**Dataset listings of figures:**
[Begin]

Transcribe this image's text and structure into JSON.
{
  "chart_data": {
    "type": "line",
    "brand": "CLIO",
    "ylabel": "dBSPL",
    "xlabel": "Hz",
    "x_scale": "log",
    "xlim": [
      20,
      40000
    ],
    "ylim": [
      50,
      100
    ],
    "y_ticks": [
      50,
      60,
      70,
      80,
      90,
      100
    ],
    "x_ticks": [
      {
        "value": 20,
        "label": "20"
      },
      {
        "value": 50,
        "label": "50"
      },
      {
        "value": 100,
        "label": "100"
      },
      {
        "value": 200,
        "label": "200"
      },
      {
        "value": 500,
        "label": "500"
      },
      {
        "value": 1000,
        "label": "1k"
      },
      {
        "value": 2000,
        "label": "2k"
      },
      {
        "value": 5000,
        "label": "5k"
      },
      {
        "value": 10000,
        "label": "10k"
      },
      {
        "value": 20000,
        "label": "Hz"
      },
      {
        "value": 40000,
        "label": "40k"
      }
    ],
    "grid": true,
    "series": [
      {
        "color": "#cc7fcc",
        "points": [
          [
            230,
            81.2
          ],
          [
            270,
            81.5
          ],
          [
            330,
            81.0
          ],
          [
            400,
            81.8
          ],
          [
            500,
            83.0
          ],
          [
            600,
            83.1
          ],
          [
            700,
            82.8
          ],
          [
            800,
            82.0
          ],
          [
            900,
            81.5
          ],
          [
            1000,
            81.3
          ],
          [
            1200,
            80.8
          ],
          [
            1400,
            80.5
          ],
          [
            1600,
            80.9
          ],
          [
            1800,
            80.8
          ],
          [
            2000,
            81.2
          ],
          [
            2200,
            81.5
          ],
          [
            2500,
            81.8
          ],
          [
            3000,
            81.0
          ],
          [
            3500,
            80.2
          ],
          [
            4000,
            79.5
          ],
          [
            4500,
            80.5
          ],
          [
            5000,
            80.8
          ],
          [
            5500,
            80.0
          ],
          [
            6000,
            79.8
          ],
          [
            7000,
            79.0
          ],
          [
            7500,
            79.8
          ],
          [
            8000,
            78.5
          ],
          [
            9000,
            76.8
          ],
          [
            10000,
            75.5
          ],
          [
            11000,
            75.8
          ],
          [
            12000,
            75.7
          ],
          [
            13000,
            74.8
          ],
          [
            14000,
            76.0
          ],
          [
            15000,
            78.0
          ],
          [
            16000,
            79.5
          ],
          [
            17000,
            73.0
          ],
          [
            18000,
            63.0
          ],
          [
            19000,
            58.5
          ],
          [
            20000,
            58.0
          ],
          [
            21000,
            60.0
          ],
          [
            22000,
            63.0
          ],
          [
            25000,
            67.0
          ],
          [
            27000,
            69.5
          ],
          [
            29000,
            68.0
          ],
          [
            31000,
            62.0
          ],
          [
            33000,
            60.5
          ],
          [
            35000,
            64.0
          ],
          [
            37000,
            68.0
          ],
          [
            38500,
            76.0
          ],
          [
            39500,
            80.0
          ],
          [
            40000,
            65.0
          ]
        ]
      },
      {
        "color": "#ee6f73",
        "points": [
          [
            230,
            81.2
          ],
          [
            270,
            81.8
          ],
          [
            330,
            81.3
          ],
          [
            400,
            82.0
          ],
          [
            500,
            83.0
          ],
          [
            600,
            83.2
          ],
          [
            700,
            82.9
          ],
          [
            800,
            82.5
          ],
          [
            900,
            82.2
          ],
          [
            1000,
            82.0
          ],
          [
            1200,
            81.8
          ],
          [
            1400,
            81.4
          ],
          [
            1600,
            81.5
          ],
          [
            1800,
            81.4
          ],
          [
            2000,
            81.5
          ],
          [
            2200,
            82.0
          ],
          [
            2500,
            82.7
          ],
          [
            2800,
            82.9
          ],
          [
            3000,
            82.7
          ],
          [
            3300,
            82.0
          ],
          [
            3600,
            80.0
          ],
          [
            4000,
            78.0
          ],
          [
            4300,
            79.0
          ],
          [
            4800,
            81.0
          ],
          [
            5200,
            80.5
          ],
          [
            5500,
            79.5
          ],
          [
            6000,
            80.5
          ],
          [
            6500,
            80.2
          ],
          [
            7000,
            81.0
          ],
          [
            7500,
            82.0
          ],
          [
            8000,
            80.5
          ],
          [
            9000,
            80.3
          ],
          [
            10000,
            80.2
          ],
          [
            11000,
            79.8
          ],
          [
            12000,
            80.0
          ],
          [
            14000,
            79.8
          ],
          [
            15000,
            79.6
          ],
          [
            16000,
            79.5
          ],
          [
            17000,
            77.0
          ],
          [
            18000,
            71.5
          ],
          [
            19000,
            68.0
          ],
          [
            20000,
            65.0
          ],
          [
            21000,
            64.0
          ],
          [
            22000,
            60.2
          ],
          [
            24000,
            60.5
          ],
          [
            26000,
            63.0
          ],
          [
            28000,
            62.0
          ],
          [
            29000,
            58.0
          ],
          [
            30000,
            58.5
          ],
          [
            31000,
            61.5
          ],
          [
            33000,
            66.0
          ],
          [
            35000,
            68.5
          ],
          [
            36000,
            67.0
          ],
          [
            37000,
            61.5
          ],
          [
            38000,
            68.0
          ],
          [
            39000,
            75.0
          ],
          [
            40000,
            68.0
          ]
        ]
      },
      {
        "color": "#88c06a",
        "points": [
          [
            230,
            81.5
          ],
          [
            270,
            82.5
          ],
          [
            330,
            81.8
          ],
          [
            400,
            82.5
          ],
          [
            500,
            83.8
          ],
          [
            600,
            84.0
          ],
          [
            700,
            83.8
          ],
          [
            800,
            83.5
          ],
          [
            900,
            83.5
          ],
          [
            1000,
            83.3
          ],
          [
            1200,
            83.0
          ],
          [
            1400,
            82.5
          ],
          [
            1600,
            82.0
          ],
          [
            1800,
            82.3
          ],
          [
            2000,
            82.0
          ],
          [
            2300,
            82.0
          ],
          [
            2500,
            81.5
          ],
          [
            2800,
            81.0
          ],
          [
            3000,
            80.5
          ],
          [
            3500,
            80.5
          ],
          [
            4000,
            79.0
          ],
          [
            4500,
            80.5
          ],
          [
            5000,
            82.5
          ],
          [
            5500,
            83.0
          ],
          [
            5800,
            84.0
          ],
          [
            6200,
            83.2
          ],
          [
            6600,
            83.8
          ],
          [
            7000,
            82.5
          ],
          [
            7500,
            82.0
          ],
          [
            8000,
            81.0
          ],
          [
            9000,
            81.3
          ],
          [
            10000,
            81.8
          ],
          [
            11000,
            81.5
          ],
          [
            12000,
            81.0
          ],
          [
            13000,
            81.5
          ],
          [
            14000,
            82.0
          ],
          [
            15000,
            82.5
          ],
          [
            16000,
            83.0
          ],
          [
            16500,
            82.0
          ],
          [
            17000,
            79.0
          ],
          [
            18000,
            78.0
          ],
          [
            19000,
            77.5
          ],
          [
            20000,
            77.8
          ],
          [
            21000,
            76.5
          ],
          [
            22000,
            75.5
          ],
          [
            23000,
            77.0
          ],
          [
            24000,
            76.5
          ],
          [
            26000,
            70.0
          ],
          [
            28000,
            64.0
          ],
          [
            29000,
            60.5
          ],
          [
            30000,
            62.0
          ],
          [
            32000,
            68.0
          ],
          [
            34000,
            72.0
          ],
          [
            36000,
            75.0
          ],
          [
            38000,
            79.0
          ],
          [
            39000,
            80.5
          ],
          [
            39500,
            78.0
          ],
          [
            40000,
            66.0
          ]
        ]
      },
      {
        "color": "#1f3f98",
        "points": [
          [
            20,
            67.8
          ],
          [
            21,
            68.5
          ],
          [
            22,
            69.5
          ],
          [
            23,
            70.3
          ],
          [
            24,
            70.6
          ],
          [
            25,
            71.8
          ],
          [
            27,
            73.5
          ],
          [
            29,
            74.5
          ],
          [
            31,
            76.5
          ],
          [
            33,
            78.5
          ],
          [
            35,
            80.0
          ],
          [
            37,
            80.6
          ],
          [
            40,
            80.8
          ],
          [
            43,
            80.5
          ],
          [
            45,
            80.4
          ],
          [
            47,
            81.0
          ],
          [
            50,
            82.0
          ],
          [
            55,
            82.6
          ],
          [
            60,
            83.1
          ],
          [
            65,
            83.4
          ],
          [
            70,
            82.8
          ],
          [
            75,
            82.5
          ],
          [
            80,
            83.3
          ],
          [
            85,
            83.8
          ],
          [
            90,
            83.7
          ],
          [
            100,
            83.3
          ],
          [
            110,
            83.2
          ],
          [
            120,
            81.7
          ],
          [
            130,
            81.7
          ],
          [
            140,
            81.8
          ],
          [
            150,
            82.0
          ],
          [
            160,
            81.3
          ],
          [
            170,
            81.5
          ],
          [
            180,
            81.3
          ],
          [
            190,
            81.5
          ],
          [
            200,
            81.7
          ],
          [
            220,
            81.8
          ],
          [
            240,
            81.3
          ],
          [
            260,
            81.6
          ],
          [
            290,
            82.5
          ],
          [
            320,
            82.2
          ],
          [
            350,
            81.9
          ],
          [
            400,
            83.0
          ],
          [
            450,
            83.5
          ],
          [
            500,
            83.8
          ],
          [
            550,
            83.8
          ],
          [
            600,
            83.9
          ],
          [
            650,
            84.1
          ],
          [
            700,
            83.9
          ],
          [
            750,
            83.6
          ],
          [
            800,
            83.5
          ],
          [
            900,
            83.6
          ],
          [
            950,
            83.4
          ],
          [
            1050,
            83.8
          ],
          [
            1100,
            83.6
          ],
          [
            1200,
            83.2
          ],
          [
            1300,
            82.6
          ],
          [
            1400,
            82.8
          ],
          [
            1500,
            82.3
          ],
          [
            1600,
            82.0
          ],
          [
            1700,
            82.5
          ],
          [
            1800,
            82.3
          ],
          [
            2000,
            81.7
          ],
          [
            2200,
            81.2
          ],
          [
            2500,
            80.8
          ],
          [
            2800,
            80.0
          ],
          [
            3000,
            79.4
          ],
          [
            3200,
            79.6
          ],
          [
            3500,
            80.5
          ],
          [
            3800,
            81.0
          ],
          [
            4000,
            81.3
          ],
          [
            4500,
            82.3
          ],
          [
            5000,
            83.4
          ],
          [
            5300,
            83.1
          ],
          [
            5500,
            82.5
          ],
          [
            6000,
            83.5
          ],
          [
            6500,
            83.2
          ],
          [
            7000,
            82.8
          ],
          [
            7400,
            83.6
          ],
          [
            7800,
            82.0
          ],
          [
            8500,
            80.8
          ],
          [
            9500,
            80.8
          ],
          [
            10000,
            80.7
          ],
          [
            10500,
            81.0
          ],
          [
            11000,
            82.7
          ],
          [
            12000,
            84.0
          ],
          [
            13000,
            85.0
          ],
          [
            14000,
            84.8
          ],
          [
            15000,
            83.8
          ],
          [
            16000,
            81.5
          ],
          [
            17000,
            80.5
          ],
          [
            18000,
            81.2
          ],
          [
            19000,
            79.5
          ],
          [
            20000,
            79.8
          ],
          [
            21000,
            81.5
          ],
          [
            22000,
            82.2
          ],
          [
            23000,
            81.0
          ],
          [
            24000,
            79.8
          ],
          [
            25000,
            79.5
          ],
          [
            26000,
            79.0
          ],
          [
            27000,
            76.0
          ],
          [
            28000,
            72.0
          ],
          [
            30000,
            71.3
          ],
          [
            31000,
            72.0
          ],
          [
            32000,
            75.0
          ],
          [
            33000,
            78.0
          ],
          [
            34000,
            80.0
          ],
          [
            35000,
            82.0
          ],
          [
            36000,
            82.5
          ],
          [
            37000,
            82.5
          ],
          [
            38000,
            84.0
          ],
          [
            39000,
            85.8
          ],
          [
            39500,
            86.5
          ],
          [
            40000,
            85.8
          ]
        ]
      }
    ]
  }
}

[End]
[Begin]

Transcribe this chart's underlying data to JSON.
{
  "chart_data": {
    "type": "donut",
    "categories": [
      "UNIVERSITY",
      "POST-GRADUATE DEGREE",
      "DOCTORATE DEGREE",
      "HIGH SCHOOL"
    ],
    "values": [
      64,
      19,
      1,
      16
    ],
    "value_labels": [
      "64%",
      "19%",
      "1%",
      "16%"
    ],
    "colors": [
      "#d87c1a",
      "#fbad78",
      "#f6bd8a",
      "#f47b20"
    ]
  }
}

[End]

**GIVEN TASK:**
Identify the lines of the entries containing the string "DEGREE". Copy each such line.

**EXERCISE RESULT:**
      "POST-GRADUATE DEGREE",
      "DOCTORATE DEGREE",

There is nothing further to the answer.